**The exercise**:
Which lines hold the word "shuō"? Show each of them.

**Data supplied**:
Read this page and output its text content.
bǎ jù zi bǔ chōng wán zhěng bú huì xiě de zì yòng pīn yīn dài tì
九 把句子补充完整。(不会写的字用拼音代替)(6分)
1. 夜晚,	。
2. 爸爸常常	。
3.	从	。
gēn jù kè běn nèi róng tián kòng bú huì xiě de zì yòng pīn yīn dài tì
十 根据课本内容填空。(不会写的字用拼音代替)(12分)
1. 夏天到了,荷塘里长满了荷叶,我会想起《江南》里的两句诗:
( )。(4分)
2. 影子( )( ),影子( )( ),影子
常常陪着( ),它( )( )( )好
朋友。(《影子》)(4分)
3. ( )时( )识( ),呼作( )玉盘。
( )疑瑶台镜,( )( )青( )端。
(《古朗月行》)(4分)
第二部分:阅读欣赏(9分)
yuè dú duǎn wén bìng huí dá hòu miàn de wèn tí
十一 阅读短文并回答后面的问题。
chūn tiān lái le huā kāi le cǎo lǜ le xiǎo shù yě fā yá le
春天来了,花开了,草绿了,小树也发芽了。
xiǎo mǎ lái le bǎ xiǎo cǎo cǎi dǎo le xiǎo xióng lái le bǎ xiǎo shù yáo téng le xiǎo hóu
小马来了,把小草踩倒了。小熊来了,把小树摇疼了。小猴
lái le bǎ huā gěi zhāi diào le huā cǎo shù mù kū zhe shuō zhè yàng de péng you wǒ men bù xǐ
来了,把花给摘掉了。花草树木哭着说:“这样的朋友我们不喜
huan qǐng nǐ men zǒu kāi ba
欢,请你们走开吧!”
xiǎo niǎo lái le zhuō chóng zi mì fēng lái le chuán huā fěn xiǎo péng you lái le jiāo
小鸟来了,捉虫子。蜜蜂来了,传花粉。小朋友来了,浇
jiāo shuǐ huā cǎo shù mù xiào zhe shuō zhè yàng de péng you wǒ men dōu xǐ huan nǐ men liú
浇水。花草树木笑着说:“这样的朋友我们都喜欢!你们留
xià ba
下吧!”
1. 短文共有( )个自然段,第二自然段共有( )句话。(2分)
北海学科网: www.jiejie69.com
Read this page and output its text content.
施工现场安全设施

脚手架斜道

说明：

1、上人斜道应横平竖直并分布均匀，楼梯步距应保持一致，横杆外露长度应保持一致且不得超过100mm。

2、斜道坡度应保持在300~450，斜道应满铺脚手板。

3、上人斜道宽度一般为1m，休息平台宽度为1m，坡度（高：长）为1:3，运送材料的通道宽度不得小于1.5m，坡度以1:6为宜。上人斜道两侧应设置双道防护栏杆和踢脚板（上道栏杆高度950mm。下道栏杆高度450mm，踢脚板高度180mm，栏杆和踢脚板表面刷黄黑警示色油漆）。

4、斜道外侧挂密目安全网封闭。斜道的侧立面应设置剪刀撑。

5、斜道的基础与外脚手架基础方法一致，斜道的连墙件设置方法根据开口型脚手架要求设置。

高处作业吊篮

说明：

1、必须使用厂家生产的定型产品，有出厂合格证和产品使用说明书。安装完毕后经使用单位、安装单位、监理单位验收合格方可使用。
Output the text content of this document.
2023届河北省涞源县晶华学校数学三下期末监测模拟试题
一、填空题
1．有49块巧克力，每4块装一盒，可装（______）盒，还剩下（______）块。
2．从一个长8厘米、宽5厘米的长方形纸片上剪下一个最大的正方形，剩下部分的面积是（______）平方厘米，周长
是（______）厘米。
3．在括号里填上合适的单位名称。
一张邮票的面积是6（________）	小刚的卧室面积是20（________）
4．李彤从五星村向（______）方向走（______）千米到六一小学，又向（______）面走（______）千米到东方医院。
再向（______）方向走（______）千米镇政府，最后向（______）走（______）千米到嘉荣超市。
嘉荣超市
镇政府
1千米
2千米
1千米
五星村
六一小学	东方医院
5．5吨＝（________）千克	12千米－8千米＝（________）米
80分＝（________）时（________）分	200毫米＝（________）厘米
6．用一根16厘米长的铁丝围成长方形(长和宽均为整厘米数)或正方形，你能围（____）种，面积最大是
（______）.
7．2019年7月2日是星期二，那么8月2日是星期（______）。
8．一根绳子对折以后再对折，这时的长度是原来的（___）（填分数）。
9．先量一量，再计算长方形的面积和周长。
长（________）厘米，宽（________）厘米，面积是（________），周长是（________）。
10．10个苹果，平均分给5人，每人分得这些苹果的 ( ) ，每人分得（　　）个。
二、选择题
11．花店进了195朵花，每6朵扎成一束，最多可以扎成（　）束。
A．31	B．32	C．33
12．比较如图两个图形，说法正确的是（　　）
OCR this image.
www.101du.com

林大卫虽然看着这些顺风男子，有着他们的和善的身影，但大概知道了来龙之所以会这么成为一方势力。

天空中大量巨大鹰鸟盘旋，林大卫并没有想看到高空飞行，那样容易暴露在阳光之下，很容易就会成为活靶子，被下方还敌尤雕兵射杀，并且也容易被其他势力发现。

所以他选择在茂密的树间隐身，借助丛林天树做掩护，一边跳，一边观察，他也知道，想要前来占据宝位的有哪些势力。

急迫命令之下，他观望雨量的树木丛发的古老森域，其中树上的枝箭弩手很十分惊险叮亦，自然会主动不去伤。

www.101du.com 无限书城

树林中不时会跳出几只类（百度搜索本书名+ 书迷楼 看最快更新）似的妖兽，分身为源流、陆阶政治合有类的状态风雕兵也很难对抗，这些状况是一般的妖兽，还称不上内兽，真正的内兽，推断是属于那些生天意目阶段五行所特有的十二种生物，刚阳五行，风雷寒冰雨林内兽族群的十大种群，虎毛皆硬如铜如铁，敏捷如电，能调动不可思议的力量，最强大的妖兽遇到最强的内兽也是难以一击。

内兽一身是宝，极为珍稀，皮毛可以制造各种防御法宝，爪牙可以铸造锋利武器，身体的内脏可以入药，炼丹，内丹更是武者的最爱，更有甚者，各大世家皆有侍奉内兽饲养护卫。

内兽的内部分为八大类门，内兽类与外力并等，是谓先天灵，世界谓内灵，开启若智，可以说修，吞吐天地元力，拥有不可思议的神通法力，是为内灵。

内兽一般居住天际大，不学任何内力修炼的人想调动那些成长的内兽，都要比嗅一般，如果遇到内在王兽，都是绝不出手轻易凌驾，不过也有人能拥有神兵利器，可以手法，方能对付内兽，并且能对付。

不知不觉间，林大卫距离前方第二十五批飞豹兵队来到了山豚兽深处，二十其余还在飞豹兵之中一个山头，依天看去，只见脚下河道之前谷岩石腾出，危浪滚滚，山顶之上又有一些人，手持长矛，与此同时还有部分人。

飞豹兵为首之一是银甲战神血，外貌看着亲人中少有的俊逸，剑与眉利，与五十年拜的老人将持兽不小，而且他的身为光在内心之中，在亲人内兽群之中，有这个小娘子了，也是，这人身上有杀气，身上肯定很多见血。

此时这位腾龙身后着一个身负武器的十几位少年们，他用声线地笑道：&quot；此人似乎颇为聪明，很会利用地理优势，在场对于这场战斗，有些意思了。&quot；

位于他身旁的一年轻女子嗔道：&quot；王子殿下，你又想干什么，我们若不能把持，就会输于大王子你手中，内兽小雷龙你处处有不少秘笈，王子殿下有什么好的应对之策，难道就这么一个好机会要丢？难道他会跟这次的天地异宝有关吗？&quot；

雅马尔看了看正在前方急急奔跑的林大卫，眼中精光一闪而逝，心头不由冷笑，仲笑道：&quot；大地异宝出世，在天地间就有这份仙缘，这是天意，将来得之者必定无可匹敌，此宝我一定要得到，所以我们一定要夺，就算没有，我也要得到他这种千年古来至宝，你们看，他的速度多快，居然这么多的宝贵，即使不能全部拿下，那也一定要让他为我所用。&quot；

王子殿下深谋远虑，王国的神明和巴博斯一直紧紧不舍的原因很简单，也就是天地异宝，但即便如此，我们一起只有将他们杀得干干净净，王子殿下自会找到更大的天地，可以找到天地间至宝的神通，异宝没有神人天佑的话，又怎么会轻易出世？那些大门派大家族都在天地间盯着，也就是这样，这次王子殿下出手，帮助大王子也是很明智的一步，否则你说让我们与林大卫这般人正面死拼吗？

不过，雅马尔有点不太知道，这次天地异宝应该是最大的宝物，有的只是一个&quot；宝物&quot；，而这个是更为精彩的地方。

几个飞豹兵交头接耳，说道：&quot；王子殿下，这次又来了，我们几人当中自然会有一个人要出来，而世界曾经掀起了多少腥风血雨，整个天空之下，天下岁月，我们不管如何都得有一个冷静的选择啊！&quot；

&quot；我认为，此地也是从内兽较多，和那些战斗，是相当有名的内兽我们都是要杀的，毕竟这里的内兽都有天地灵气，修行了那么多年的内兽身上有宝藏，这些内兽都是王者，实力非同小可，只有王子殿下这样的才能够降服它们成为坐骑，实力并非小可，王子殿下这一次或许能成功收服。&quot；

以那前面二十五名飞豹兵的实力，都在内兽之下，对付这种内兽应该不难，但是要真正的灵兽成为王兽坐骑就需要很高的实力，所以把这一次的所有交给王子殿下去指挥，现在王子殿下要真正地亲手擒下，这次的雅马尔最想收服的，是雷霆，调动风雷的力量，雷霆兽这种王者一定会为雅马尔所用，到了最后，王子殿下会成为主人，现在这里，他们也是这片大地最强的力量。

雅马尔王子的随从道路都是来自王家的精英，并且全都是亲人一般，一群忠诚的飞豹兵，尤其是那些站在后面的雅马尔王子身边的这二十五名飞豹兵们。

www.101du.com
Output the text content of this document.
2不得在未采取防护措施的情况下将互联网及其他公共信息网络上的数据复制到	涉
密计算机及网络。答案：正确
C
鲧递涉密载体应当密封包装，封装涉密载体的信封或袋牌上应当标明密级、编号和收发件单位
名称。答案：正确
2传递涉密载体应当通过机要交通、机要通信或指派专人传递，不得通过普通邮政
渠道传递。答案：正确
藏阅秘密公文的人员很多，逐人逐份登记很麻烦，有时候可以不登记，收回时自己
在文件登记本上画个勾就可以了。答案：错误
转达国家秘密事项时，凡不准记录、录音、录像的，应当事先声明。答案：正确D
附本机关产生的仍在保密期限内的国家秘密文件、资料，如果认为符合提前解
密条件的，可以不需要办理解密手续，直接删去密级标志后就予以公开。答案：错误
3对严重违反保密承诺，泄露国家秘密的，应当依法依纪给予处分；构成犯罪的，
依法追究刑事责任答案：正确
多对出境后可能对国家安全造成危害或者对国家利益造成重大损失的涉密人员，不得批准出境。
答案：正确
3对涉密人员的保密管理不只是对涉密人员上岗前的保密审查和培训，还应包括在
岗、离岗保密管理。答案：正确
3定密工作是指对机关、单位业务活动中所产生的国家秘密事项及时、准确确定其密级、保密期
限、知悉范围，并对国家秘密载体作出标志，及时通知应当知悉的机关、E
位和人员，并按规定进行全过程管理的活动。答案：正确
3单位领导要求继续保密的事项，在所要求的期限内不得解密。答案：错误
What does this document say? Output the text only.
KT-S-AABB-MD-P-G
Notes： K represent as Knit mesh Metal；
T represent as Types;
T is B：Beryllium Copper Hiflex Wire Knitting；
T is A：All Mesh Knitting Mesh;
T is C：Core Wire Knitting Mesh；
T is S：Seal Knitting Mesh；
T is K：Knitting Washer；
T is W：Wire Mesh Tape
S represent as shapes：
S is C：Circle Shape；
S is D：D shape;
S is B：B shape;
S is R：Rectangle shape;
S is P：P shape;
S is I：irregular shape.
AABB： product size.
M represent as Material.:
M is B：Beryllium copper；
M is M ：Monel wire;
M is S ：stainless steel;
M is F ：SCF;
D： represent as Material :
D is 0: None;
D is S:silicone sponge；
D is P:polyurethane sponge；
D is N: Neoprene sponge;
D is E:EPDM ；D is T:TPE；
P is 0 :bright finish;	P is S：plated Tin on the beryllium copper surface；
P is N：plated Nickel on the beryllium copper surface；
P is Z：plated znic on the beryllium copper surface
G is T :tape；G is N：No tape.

**The response**:
lái le bǎ huā gěi zhāi diào le huā cǎo shù mù kū zhe shuō zhè yàng de péng you wǒ men bù xǐ
jiāo shuǐ huā cǎo shù mù xiào zhe shuō zhè yàng de péng you wǒ men dōu xǐ huan nǐ men liú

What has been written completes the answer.